#### [Your goal]
From the data that follows, copy every line holding the string "name".

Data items
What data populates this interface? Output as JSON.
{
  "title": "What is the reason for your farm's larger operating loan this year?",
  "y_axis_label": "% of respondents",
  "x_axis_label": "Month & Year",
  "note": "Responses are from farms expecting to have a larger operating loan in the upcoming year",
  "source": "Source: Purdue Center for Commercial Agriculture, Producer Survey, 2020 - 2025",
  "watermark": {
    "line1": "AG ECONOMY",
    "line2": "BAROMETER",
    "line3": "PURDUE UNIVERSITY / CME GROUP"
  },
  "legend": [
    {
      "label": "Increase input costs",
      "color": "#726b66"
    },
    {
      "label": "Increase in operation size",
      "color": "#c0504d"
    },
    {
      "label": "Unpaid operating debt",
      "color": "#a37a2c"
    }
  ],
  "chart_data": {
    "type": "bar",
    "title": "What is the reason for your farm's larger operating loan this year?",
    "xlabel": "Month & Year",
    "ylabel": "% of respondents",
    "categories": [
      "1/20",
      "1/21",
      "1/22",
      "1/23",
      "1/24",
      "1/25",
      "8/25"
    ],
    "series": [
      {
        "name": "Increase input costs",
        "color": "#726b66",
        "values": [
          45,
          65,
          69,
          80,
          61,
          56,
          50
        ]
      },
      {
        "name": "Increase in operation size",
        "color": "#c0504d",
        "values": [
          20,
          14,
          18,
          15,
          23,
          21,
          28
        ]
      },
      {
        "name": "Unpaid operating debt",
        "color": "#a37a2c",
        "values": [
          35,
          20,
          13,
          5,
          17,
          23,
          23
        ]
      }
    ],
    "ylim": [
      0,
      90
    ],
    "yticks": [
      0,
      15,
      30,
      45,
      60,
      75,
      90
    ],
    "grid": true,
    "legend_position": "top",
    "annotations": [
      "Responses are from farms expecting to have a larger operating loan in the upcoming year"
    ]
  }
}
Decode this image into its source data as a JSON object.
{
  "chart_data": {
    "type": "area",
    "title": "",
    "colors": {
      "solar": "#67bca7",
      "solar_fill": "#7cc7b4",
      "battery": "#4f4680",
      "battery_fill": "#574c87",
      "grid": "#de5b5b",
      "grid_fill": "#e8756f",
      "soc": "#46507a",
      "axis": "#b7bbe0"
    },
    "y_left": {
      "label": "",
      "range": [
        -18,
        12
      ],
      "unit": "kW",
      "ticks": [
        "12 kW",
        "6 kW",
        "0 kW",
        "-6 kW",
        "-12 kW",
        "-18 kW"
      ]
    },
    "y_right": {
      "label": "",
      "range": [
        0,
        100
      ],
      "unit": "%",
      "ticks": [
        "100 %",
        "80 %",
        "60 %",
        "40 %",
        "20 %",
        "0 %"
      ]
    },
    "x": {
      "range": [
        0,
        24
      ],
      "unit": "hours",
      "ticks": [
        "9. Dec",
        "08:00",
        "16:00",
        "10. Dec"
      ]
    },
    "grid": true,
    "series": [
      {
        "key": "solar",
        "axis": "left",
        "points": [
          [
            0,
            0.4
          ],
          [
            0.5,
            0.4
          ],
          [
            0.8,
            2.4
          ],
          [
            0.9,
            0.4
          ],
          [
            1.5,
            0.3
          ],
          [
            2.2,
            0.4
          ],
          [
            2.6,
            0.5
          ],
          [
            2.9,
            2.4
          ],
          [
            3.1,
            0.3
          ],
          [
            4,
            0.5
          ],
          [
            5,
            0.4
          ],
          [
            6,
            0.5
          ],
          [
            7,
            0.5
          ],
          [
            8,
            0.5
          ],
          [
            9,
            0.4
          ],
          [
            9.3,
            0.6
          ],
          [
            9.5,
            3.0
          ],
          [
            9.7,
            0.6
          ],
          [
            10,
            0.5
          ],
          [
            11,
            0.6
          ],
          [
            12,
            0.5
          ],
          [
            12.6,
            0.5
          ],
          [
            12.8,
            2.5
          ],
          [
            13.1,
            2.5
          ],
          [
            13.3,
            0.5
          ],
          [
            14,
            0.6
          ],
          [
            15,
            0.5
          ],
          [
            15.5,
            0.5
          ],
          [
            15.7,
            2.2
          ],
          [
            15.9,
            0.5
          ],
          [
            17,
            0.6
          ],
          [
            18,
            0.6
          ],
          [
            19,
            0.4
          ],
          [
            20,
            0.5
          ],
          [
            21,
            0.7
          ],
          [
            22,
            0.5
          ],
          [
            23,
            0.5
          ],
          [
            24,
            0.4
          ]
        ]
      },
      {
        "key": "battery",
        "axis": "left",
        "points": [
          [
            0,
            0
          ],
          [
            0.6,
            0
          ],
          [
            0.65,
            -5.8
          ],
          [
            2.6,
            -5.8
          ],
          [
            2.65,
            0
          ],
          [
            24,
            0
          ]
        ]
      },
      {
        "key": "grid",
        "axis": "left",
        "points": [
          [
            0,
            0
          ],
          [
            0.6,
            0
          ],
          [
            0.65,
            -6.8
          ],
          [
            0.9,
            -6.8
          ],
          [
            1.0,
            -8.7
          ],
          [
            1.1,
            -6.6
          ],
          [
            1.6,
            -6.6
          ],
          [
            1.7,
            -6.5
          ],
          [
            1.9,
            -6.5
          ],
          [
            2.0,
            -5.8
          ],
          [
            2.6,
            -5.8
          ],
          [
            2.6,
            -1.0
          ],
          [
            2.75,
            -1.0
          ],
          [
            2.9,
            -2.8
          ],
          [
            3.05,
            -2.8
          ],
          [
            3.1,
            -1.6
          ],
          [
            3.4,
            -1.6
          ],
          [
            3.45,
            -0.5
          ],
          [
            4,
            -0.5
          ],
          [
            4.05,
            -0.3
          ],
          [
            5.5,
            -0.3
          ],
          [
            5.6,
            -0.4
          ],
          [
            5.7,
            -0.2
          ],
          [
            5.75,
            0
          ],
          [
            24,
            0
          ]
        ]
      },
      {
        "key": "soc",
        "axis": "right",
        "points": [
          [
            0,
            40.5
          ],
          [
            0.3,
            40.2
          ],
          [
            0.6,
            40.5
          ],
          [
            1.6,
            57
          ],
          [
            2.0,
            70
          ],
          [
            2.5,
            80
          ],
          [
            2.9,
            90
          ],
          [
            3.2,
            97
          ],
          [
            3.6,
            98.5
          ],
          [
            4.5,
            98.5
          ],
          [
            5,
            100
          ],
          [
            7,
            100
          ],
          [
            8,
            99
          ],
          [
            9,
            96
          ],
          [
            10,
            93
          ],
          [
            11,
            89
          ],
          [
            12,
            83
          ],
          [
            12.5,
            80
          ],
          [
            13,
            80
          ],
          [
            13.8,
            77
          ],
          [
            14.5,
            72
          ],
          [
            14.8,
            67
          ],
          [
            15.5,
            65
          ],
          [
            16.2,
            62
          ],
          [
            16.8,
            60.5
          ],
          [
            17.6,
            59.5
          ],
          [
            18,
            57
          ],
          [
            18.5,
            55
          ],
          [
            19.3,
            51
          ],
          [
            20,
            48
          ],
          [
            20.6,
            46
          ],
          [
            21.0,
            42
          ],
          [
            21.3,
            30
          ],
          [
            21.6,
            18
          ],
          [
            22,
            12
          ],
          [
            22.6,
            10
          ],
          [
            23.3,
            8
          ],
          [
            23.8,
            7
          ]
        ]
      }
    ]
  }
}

#### [Result of the exercise]
        "name": "Increase input costs",
        "name": "Increase in operation size",
        "name": "Unpaid operating debt",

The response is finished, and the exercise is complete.